DATASET:
-------

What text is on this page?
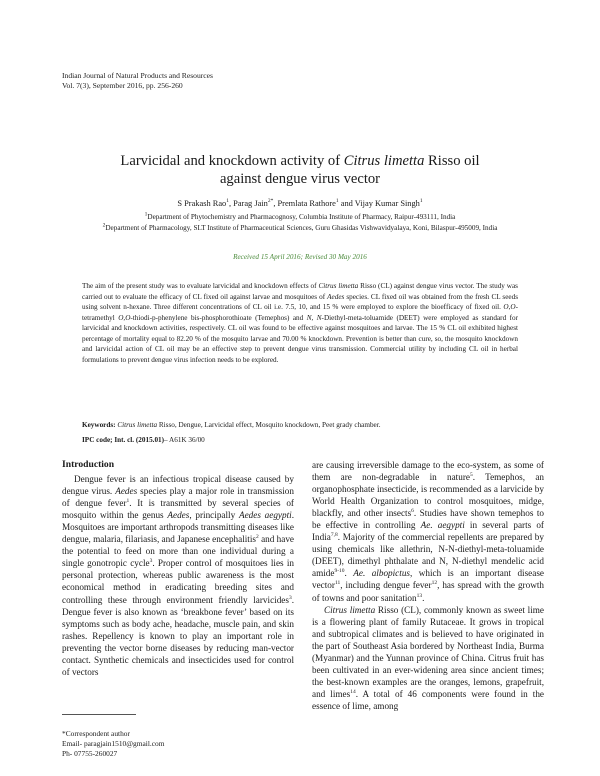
Indian Journal of Natural Products and Resources
Vol. 7(3), September 2016, pp. 256-260
Larvicidal and knockdown activity of Citrus limetta Risso oil
against dengue virus vector
S Prakash Rao$^1$, Parag Jain$^{2*}$, Premlata Rathore$^1$ and Vijay Kumar Singh$^1$
$^1$Department of Phytochemistry and Pharmacognosy, Columbia Institute of Pharmacy, Raipur-493111, India
$^2$Department of Pharmacology, SLT Institute of Pharmaceutical Sciences, Guru Ghasidas Vishwavidyalaya, Koni, Bilaspur-495009, India
Received 15 April 2016; Revised 30 May 2016
The aim of the present study was to evaluate larvicidal and knockdown effects of Citrus limetta Risso (CL) against dengue virus vector. The study was carried out to evaluate the efficacy of CL fixed oil against larvae and mosquitoes of Aedes species. CL fixed oil was obtained from the fresh CL seeds using solvent n-hexane. Three different concentrations of CL oil i.e. 7.5, 10, and 15 % were employed to explore the bioefficacy of fixed oil. O,O-tetramethyl O,O-thiodi-p-phenylene bis-phosphorothioate (Temephos) and N, N-Diethyl-meta-toluamide (DEET) were employed as standard for larvicidal and knockdown activities, respectively. CL oil was found to be effective against mosquitoes and larvae. The 15 % CL oil exhibited highest percentage of mortality equal to 82.20 % of the mosquito larvae and 70.00 % knockdown. Prevention is better than cure, so, the mosquito knockdown and larvicidal action of CL oil may be an effective step to prevent dengue virus transmission. Commercial utility by including CL oil in herbal formulations to prevent dengue virus infection needs to be explored.
Keywords: Citrus limetta Risso, Dengue, Larvicidal effect, Mosquito knockdown, Peet grady chamber.
IPC code; Int. cl. (2015.01)– A61K 36/00
Introduction

Dengue fever is an infectious tropical disease caused by dengue virus. Aedes species play a major role in transmission of dengue fever$^1$. It is transmitted by several species of mosquito within the genus Aedes, principally Aedes aegypti. Mosquitoes are important arthropods transmitting diseases like dengue, malaria, filariasis, and Japanese encephalitis$^2$ and have the potential to feed on more than one individual during a single gonotropic cycle$^3$. Proper control of mosquitoes lies in personal protection, whereas public awareness is the most economical method in eradicating breeding sites and controlling these through environment friendly larvicides$^3$. Dengue fever is also known as ‘breakbone fever’ based on its symptoms such as body ache, headache, muscle pain, and skin rashes. Repellency is known to play an important role in preventing the vector borne diseases by reducing man-vector contact. Synthetic chemicals and insecticides used for control of vectors

are causing irreversible damage to the eco-system, as some of them are non-degradable in nature$^5$. Temephos, an organophosphate insecticide, is recommended as a larvicide by World Health Organization to control mosquitoes, midge, blackfly, and other insects$^6$. Studies have shown temephos to be effective in controlling Ae. aegypti in several parts of India$^{7,8}$. Majority of the commercial repellents are prepared by using chemicals like allethrin, N-N-diethyl-meta-toluamide (DEET), dimethyl phthalate and N, N-diethyl mendelic acid amide$^{9-10}$. Ae. albopictus, which is an important disease vector$^{11}$, including dengue fever$^{12}$, has spread with the growth of towns and poor sanitation$^{13}$.

Citrus limetta Risso (CL), commonly known as sweet lime is a flowering plant of family Rutaceae. It grows in tropical and subtropical climates and is believed to have originated in the part of Southeast Asia bordered by Northeast India, Burma (Myanmar) and the Yunnan province of China. Citrus fruit has been cultivated in an ever-widening area since ancient times; the best-known examples are the oranges, lemons, grapefruit, and limes$^{14}$. A total of 46 components were found in the essence of lime, among

*Correspondent author
Email- paragjain1510@gmail.com
Ph- 07755-260027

-------

TASK DESCRIPTION:
The records above should be written out in full and unchanged, except that pictures are dropped.

OUTPUT FOR THIS TASK:
What text is on this page?
Indian Journal of Natural Products and Resources
Vol. 7(3), September 2016, pp. 256-260
Larvicidal and knockdown activity of Citrus limetta Risso oil
against dengue virus vector
S Prakash Rao$^1$, Parag Jain$^{2*}$, Premlata Rathore$^1$ and Vijay Kumar Singh$^1$
$^1$Department of Phytochemistry and Pharmacognosy, Columbia Institute of Pharmacy, Raipur-493111, India
$^2$Department of Pharmacology, SLT Institute of Pharmaceutical Sciences, Guru Ghasidas Vishwavidyalaya, Koni, Bilaspur-495009, India
Received 15 April 2016; Revised 30 May 2016
The aim of the present study was to evaluate larvicidal and knockdown effects of Citrus limetta Risso (CL) against dengue virus vector. The study was carried out to evaluate the efficacy of CL fixed oil against larvae and mosquitoes of Aedes species. CL fixed oil was obtained from the fresh CL seeds using solvent n-hexane. Three different concentrations of CL oil i.e. 7.5, 10, and 15 % were employed to explore the bioefficacy of fixed oil. O,O-tetramethyl O,O-thiodi-p-phenylene bis-phosphorothioate (Temephos) and N, N-Diethyl-meta-toluamide (DEET) were employed as standard for larvicidal and knockdown activities, respectively. CL oil was found to be effective against mosquitoes and larvae. The 15 % CL oil exhibited highest percentage of mortality equal to 82.20 % of the mosquito larvae and 70.00 % knockdown. Prevention is better than cure, so, the mosquito knockdown and larvicidal action of CL oil may be an effective step to prevent dengue virus transmission. Commercial utility by including CL oil in herbal formulations to prevent dengue virus infection needs to be explored.
Keywords: Citrus limetta Risso, Dengue, Larvicidal effect, Mosquito knockdown, Peet grady chamber.
IPC code; Int. cl. (2015.01)– A61K 36/00
Introduction

Dengue fever is an infectious tropical disease caused by dengue virus. Aedes species play a major role in transmission of dengue fever$^1$. It is transmitted by several species of mosquito within the genus Aedes, principally Aedes aegypti. Mosquitoes are important arthropods transmitting diseases like dengue, malaria, filariasis, and Japanese encephalitis$^2$ and have the potential to feed on more than one individual during a single gonotropic cycle$^3$. Proper control of mosquitoes lies in personal protection, whereas public awareness is the most economical method in eradicating breeding sites and controlling these through environment friendly larvicides$^3$. Dengue fever is also known as ‘breakbone fever’ based on its symptoms such as body ache, headache, muscle pain, and skin rashes. Repellency is known to play an important role in preventing the vector borne diseases by reducing man-vector contact. Synthetic chemicals and insecticides used for control of vectors

are causing irreversible damage to the eco-system, as some of them are non-degradable in nature$^5$. Temephos, an organophosphate insecticide, is recommended as a larvicide by World Health Organization to control mosquitoes, midge, blackfly, and other insects$^6$. Studies have shown temephos to be effective in controlling Ae. aegypti in several parts of India$^{7,8}$. Majority of the commercial repellents are prepared by using chemicals like allethrin, N-N-diethyl-meta-toluamide (DEET), dimethyl phthalate and N, N-diethyl mendelic acid amide$^{9-10}$. Ae. albopictus, which is an important disease vector$^{11}$, including dengue fever$^{12}$, has spread with the growth of towns and poor sanitation$^{13}$.

Citrus limetta Risso (CL), commonly known as sweet lime is a flowering plant of family Rutaceae. It grows in tropical and subtropical climates and is believed to have originated in the part of Southeast Asia bordered by Northeast India, Burma (Myanmar) and the Yunnan province of China. Citrus fruit has been cultivated in an ever-widening area since ancient times; the best-known examples are the oranges, lemons, grapefruit, and limes$^{14}$. A total of 46 components were found in the essence of lime, among

*Correspondent author
Email- paragjain1510@gmail.com
Ph- 07755-260027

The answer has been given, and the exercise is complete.